GOAL OF THE EXERCISE —
Pick out every line of the entries below where "JSON" occurs, and copy those lines.

(Chart and figure data)
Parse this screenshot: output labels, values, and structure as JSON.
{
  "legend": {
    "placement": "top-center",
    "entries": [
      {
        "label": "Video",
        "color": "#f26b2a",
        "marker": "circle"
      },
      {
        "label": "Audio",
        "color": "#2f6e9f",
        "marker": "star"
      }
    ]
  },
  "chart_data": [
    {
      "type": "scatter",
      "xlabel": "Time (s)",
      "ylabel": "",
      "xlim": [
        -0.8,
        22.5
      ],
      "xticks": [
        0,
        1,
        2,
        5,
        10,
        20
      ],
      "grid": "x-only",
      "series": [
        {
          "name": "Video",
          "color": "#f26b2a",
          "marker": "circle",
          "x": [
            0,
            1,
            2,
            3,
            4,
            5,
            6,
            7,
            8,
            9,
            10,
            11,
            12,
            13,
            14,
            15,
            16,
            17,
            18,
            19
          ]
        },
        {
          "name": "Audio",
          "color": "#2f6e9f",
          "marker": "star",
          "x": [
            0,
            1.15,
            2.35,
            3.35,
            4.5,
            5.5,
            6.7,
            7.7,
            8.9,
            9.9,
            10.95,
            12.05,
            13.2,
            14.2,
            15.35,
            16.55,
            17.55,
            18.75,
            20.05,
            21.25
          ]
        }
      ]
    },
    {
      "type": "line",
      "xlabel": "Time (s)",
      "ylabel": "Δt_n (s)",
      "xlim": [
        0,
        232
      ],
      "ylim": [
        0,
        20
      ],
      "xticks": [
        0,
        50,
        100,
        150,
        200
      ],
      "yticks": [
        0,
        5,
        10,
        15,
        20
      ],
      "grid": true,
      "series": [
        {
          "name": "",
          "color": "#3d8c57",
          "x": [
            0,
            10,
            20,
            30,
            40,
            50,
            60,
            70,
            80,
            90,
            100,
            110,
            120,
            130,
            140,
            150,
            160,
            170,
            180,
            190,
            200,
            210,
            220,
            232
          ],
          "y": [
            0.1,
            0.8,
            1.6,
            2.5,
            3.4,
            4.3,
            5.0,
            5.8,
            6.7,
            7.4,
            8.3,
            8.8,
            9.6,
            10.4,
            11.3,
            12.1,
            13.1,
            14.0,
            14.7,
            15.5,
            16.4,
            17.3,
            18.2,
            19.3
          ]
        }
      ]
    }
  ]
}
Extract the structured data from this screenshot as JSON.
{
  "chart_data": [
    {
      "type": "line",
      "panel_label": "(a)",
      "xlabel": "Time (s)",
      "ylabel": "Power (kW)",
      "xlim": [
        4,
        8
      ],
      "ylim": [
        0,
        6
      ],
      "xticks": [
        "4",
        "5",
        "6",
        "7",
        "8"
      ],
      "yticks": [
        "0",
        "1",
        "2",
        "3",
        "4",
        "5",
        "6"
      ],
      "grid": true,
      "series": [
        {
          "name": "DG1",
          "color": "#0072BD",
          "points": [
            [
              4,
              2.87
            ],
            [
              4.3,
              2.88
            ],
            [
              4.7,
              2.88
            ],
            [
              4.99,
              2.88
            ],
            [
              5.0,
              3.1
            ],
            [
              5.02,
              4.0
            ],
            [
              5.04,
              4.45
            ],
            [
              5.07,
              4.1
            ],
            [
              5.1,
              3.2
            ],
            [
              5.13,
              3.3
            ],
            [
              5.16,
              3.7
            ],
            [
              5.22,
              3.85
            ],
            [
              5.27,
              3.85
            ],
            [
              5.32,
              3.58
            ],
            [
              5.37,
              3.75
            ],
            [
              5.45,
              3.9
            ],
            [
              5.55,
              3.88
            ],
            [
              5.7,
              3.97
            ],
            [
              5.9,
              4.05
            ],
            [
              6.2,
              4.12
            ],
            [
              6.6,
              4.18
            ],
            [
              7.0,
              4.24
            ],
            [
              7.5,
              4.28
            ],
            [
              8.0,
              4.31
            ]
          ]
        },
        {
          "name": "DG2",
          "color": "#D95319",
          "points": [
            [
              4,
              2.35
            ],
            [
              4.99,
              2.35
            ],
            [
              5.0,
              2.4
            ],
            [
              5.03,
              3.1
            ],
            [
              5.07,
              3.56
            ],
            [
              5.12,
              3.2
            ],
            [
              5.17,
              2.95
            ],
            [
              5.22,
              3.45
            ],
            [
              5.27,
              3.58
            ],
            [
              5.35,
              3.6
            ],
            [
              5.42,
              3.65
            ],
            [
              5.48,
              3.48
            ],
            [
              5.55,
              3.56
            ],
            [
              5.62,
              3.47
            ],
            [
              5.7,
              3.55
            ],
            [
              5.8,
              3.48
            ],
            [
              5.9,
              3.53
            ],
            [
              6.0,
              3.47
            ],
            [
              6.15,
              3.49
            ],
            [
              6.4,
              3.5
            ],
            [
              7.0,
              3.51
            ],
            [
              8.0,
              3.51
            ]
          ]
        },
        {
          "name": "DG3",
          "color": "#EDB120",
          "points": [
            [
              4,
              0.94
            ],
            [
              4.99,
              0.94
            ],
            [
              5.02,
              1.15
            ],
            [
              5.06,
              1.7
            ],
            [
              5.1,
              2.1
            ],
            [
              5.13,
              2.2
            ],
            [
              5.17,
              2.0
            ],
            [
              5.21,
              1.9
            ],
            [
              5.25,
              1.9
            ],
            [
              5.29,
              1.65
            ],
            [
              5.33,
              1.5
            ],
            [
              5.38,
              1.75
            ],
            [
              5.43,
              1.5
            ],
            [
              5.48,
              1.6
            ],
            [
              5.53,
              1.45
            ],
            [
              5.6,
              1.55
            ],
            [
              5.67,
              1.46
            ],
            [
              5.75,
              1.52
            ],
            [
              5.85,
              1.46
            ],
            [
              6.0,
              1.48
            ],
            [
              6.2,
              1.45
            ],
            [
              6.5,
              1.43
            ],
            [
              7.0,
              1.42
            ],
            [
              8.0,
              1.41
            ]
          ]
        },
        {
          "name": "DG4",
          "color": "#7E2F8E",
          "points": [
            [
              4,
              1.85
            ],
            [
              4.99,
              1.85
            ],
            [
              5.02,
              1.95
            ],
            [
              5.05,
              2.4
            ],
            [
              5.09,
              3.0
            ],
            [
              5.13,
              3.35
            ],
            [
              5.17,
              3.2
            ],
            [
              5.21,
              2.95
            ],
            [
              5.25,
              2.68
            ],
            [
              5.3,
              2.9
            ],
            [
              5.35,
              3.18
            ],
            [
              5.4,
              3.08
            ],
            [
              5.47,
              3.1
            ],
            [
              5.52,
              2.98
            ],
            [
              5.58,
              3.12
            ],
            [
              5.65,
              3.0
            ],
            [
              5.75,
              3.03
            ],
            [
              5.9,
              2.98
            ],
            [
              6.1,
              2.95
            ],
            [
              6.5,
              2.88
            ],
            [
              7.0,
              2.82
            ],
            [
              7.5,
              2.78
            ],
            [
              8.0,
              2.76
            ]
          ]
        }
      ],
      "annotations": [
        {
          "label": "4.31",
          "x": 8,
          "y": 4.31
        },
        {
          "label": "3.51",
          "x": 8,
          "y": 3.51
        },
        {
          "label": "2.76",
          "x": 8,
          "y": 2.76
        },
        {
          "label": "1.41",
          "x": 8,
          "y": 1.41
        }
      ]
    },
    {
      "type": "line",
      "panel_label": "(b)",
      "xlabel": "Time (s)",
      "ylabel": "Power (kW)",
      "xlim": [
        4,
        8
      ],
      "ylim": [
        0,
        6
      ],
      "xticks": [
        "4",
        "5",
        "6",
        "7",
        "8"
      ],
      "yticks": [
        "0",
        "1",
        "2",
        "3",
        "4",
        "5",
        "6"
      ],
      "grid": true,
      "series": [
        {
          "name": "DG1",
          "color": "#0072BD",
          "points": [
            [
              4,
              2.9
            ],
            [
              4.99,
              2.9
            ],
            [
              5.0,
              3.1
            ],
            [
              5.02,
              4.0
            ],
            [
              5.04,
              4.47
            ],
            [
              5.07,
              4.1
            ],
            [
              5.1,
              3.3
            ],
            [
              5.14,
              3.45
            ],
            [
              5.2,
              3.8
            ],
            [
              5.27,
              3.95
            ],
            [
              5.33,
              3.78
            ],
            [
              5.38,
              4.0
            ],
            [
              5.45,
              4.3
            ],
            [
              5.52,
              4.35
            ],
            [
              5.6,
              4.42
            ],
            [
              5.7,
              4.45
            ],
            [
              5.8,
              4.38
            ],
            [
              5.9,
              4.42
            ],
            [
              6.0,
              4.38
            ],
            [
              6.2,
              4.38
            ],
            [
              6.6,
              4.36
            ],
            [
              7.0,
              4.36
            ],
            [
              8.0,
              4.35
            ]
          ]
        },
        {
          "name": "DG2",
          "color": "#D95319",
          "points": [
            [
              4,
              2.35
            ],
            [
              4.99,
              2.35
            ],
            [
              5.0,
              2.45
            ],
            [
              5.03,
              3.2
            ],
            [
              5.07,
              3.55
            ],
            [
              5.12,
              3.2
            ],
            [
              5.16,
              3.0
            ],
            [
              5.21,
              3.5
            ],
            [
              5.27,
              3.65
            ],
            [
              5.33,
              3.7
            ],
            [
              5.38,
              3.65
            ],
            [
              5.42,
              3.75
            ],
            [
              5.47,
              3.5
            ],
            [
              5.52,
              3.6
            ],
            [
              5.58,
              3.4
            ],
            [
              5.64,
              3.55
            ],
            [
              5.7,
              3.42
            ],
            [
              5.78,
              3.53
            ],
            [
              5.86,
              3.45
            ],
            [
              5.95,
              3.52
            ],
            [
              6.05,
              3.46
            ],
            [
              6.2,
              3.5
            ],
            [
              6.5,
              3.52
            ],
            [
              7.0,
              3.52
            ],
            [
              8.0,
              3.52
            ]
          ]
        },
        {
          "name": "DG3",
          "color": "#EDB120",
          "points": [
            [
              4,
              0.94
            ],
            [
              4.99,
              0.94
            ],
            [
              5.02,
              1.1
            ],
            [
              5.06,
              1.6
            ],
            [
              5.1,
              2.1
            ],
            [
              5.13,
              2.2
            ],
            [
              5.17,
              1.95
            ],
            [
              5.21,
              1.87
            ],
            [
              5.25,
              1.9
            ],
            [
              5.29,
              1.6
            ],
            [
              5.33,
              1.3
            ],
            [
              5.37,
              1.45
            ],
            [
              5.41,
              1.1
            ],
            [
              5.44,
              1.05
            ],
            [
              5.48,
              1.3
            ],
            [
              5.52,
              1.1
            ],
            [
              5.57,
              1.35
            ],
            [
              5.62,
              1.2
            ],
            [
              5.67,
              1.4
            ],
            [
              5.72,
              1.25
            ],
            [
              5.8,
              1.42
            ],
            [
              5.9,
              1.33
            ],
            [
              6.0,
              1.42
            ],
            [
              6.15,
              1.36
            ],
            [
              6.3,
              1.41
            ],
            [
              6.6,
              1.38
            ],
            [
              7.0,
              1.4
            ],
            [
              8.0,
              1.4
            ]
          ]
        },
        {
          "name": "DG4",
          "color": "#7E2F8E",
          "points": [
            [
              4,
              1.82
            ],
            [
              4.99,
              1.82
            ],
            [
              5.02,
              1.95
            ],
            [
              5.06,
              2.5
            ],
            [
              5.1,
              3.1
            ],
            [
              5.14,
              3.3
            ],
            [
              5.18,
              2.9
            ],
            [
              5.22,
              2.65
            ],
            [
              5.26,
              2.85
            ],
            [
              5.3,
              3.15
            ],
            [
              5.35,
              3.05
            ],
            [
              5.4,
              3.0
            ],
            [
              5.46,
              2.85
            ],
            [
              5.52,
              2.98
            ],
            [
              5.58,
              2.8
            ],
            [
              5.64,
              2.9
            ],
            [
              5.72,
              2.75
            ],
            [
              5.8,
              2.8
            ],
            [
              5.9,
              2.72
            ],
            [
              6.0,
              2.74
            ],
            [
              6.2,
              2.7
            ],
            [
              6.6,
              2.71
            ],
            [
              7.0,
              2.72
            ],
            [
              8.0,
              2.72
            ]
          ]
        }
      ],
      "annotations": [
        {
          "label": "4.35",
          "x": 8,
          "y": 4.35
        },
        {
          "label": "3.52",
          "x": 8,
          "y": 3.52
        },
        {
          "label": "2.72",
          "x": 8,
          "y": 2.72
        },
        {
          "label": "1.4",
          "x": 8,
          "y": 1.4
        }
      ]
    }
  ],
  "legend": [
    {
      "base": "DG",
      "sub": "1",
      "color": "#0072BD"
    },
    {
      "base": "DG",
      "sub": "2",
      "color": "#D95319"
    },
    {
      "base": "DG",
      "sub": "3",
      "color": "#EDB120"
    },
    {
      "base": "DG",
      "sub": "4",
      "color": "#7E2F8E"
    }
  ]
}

FINAL ANSWER —
Parse this screenshot: output labels, values, and structure as JSON.
Extract the structured data from this screenshot as JSON.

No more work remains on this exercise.